Task brief:
Each entry below is to be transcribed exactly.

Task data:

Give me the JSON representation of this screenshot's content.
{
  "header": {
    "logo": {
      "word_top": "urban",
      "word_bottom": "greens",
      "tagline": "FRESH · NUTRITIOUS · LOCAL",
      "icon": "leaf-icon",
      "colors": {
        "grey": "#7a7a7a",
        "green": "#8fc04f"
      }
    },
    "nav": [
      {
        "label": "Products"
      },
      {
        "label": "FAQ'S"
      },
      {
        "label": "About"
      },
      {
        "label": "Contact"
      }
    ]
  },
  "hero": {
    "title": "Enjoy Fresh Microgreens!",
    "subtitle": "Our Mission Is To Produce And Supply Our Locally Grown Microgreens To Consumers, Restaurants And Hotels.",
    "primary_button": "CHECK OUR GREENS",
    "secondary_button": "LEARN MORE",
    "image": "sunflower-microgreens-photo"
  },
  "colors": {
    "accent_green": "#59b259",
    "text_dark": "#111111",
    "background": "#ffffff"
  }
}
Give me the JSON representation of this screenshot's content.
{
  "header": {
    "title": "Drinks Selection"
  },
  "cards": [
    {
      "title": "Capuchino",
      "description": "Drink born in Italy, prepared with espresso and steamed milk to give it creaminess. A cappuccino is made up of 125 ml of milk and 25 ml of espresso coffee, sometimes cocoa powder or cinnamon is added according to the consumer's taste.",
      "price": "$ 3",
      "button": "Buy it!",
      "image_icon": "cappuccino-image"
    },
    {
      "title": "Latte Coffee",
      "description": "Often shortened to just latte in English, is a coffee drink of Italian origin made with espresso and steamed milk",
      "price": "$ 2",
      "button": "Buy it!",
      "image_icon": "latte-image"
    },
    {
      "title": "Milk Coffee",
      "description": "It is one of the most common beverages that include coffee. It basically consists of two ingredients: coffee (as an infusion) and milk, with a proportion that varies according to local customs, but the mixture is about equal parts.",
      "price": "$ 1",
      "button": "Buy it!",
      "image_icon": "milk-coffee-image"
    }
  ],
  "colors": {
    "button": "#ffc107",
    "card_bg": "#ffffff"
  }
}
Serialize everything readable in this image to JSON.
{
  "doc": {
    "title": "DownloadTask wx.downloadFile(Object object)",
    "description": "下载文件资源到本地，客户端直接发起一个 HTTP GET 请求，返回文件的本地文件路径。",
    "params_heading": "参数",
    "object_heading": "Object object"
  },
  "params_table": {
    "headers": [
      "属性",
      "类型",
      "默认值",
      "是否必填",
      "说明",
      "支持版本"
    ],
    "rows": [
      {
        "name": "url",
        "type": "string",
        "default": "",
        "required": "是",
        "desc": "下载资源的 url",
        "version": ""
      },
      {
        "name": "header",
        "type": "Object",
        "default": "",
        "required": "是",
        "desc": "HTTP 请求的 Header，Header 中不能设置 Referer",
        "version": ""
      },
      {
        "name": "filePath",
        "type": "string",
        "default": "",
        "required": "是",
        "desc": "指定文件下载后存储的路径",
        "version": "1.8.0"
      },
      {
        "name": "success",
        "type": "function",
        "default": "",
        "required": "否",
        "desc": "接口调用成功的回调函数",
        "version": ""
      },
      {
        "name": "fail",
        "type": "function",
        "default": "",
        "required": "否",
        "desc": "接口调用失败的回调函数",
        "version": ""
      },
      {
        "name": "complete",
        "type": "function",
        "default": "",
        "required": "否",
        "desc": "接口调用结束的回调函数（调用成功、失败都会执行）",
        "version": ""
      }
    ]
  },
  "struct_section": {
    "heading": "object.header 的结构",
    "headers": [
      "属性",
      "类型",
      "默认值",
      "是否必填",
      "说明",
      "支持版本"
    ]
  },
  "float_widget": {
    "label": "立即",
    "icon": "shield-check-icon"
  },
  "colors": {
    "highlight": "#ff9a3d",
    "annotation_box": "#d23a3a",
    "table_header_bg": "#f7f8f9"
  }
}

Task answer:
Give me the JSON representation of this screenshot's content.
{
  "header": {
    "logo": {
      "word_top": "urban",
      "word_bottom": "greens",
      "tagline": "FRESH · NUTRITIOUS · LOCAL",
      "icon": "leaf-icon",
      "colors": {
        "grey": "#7a7a7a",
        "green": "#8fc04f"
      }
    },
    "nav": [
      {
        "label": "Products"
      },
      {
        "label": "FAQ'S"
      },
      {
        "label": "About"
      },
      {
        "label": "Contact"
      }
    ]
  },
  "hero": {
    "title": "Enjoy Fresh Microgreens!",
    "subtitle": "Our Mission Is To Produce And Supply Our Locally Grown Microgreens To Consumers, Restaurants And Hotels.",
    "primary_button": "CHECK OUR GREENS",
    "secondary_button": "LEARN MORE",
    "image": "sunflower-microgreens-photo"
  },
  "colors": {
    "accent_green": "#59b259",
    "text_dark": "#111111",
    "background": "#ffffff"
  }
}
Give me the JSON representation of this screenshot's content.
{
  "header": {
    "title": "Drinks Selection"
  },
  "cards": [
    {
      "title": "Capuchino",
      "description": "Drink born in Italy, prepared with espresso and steamed milk to give it creaminess. A cappuccino is made up of 125 ml of milk and 25 ml of espresso coffee, sometimes cocoa powder or cinnamon is added according to the consumer's taste.",
      "price": "$ 3",
      "button": "Buy it!",
      "image_icon": "cappuccino-image"
    },
    {
      "title": "Latte Coffee",
      "description": "Often shortened to just latte in English, is a coffee drink of Italian origin made with espresso and steamed milk",
      "price": "$ 2",
      "button": "Buy it!",
      "image_icon": "latte-image"
    },
    {
      "title": "Milk Coffee",
      "description": "It is one of the most common beverages that include coffee. It basically consists of two ingredients: coffee (as an infusion) and milk, with a proportion that varies according to local customs, but the mixture is about equal parts.",
      "price": "$ 1",
      "button": "Buy it!",
      "image_icon": "milk-coffee-image"
    }
  ],
  "colors": {
    "button": "#ffc107",
    "card_bg": "#ffffff"
  }
}
Serialize everything readable in this image to JSON.
{
  "doc": {
    "title": "DownloadTask wx.downloadFile(Object object)",
    "description": "下载文件资源到本地，客户端直接发起一个 HTTP GET 请求，返回文件的本地文件路径。",
    "params_heading": "参数",
    "object_heading": "Object object"
  },
  "params_table": {
    "headers": [
      "属性",
      "类型",
      "默认值",
      "是否必填",
      "说明",
      "支持版本"
    ],
    "rows": [
      {
        "name": "url",
        "type": "string",
        "default": "",
        "required": "是",
        "desc": "下载资源的 url",
        "version": ""
      },
      {
        "name": "header",
        "type": "Object",
        "default": "",
        "required": "是",
        "desc": "HTTP 请求的 Header，Header 中不能设置 Referer",
        "version": ""
      },
      {
        "name": "filePath",
        "type": "string",
        "default": "",
        "required": "是",
        "desc": "指定文件下载后存储的路径",
        "version": "1.8.0"
      },
      {
        "name": "success",
        "type": "function",
        "default": "",
        "required": "否",
        "desc": "接口调用成功的回调函数",
        "version": ""
      },
      {
        "name": "fail",
        "type": "function",
        "default": "",
        "required": "否",
        "desc": "接口调用失败的回调函数",
        "version": ""
      },
      {
        "name": "complete",
        "type": "function",
        "default": "",
        "required": "否",
        "desc": "接口调用结束的回调函数（调用成功、失败都会执行）",
        "version": ""
      }
    ]
  },
  "struct_section": {
    "heading": "object.header 的结构",
    "headers": [
      "属性",
      "类型",
      "默认值",
      "是否必填",
      "说明",
      "支持版本"
    ]
  },
  "float_widget": {
    "label": "立即",
    "icon": "shield-check-icon"
  },
  "colors": {
    "highlight": "#ff9a3d",
    "annotation_box": "#d23a3a",
    "table_header_bg": "#f7f8f9"
  }
}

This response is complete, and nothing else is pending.